Brief> Reproduce the listing below without any change.

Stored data

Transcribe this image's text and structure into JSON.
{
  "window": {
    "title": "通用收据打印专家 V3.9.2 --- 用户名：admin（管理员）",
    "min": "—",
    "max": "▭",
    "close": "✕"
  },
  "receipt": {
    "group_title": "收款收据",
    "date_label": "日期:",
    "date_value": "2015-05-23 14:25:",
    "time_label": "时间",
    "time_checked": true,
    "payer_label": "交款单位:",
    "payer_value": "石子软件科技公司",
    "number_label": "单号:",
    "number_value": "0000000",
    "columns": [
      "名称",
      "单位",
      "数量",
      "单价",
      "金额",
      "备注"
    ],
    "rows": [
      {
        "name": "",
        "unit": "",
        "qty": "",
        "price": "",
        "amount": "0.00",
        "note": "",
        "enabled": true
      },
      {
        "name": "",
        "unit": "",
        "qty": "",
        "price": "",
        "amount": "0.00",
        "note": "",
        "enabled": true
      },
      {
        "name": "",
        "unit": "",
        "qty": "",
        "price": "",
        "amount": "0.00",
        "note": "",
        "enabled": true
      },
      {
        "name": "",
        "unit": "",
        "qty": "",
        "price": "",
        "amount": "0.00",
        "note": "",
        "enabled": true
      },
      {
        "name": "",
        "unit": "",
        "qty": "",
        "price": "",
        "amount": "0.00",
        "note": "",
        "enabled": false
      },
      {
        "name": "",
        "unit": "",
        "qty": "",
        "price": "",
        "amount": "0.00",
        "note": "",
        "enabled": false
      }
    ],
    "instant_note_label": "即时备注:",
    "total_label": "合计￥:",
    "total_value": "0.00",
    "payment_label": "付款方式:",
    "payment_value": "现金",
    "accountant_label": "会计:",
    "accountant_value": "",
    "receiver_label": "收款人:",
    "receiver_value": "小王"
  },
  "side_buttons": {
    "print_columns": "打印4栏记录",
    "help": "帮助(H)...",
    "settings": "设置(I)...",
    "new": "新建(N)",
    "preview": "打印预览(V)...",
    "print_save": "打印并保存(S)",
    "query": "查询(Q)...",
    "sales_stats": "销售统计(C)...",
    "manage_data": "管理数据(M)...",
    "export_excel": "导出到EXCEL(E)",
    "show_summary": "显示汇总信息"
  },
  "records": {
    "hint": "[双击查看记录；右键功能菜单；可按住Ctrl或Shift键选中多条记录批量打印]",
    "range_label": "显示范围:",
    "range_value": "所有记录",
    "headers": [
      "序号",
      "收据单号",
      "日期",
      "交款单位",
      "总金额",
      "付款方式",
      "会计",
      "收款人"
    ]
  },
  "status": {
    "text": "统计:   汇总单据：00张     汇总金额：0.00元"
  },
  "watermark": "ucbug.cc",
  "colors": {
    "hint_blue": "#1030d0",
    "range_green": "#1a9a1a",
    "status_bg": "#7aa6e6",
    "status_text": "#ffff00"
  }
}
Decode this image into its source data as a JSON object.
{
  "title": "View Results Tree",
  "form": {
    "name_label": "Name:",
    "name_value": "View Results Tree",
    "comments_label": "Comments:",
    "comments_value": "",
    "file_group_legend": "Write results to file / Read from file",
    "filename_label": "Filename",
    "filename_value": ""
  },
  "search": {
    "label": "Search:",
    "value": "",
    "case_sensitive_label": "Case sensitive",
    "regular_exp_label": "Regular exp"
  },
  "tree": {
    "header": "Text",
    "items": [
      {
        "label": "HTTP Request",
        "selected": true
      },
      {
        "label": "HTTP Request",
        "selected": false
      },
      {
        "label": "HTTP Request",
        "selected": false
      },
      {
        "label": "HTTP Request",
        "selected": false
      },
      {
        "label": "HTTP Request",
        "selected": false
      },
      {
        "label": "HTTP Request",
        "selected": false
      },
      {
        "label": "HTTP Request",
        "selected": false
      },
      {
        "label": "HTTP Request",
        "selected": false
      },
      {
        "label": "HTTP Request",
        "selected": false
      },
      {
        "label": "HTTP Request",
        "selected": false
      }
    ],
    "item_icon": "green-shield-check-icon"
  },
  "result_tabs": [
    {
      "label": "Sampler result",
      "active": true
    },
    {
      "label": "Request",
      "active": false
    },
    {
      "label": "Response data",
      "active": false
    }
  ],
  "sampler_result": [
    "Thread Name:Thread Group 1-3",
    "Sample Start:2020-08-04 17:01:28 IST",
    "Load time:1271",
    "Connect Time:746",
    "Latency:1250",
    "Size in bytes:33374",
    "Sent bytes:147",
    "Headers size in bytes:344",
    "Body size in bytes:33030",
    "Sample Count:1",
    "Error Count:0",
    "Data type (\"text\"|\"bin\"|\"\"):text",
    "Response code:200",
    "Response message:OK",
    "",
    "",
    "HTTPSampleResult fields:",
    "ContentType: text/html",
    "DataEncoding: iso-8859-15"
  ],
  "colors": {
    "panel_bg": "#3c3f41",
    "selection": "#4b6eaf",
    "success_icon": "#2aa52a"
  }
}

Answer to the problem>
Transcribe this image's text and structure into JSON.
{
  "window": {
    "title": "通用收据打印专家 V3.9.2 --- 用户名：admin（管理员）",
    "min": "—",
    "max": "▭",
    "close": "✕"
  },
  "receipt": {
    "group_title": "收款收据",
    "date_label": "日期:",
    "date_value": "2015-05-23 14:25:",
    "time_label": "时间",
    "time_checked": true,
    "payer_label": "交款单位:",
    "payer_value": "石子软件科技公司",
    "number_label": "单号:",
    "number_value": "0000000",
    "columns": [
      "名称",
      "单位",
      "数量",
      "单价",
      "金额",
      "备注"
    ],
    "rows": [
      {
        "name": "",
        "unit": "",
        "qty": "",
        "price": "",
        "amount": "0.00",
        "note": "",
        "enabled": true
      },
      {
        "name": "",
        "unit": "",
        "qty": "",
        "price": "",
        "amount": "0.00",
        "note": "",
        "enabled": true
      },
      {
        "name": "",
        "unit": "",
        "qty": "",
        "price": "",
        "amount": "0.00",
        "note": "",
        "enabled": true
      },
      {
        "name": "",
        "unit": "",
        "qty": "",
        "price": "",
        "amount": "0.00",
        "note": "",
        "enabled": true
      },
      {
        "name": "",
        "unit": "",
        "qty": "",
        "price": "",
        "amount": "0.00",
        "note": "",
        "enabled": false
      },
      {
        "name": "",
        "unit": "",
        "qty": "",
        "price": "",
        "amount": "0.00",
        "note": "",
        "enabled": false
      }
    ],
    "instant_note_label": "即时备注:",
    "total_label": "合计￥:",
    "total_value": "0.00",
    "payment_label": "付款方式:",
    "payment_value": "现金",
    "accountant_label": "会计:",
    "accountant_value": "",
    "receiver_label": "收款人:",
    "receiver_value": "小王"
  },
  "side_buttons": {
    "print_columns": "打印4栏记录",
    "help": "帮助(H)...",
    "settings": "设置(I)...",
    "new": "新建(N)",
    "preview": "打印预览(V)...",
    "print_save": "打印并保存(S)",
    "query": "查询(Q)...",
    "sales_stats": "销售统计(C)...",
    "manage_data": "管理数据(M)...",
    "export_excel": "导出到EXCEL(E)",
    "show_summary": "显示汇总信息"
  },
  "records": {
    "hint": "[双击查看记录；右键功能菜单；可按住Ctrl或Shift键选中多条记录批量打印]",
    "range_label": "显示范围:",
    "range_value": "所有记录",
    "headers": [
      "序号",
      "收据单号",
      "日期",
      "交款单位",
      "总金额",
      "付款方式",
      "会计",
      "收款人"
    ]
  },
  "status": {
    "text": "统计:   汇总单据：00张     汇总金额：0.00元"
  },
  "watermark": "ucbug.cc",
  "colors": {
    "hint_blue": "#1030d0",
    "range_green": "#1a9a1a",
    "status_bg": "#7aa6e6",
    "status_text": "#ffff00"
  }
}
Decode this image into its source data as a JSON object.
{
  "title": "View Results Tree",
  "form": {
    "name_label": "Name:",
    "name_value": "View Results Tree",
    "comments_label": "Comments:",
    "comments_value": "",
    "file_group_legend": "Write results to file / Read from file",
    "filename_label": "Filename",
    "filename_value": ""
  },
  "search": {
    "label": "Search:",
    "value": "",
    "case_sensitive_label": "Case sensitive",
    "regular_exp_label": "Regular exp"
  },
  "tree": {
    "header": "Text",
    "items": [
      {
        "label": "HTTP Request",
        "selected": true
      },
      {
        "label": "HTTP Request",
        "selected": false
      },
      {
        "label": "HTTP Request",
        "selected": false
      },
      {
        "label": "HTTP Request",
        "selected": false
      },
      {
        "label": "HTTP Request",
        "selected": false
      },
      {
        "label": "HTTP Request",
        "selected": false
      },
      {
        "label": "HTTP Request",
        "selected": false
      },
      {
        "label": "HTTP Request",
        "selected": false
      },
      {
        "label": "HTTP Request",
        "selected": false
      },
      {
        "label": "HTTP Request",
        "selected": false
      }
    ],
    "item_icon": "green-shield-check-icon"
  },
  "result_tabs": [
    {
      "label": "Sampler result",
      "active": true
    },
    {
      "label": "Request",
      "active": false
    },
    {
      "label": "Response data",
      "active": false
    }
  ],
  "sampler_result": [
    "Thread Name:Thread Group 1-3",
    "Sample Start:2020-08-04 17:01:28 IST",
    "Load time:1271",
    "Connect Time:746",
    "Latency:1250",
    "Size in bytes:33374",
    "Sent bytes:147",
    "Headers size in bytes:344",
    "Body size in bytes:33030",
    "Sample Count:1",
    "Error Count:0",
    "Data type (\"text\"|\"bin\"|\"\"):text",
    "Response code:200",
    "Response message:OK",
    "",
    "",
    "HTTPSampleResult fields:",
    "ContentType: text/html",
    "DataEncoding: iso-8859-15"
  ],
  "colors": {
    "panel_bg": "#3c3f41",
    "selection": "#4b6eaf",
    "success_icon": "#2aa52a"
  }
}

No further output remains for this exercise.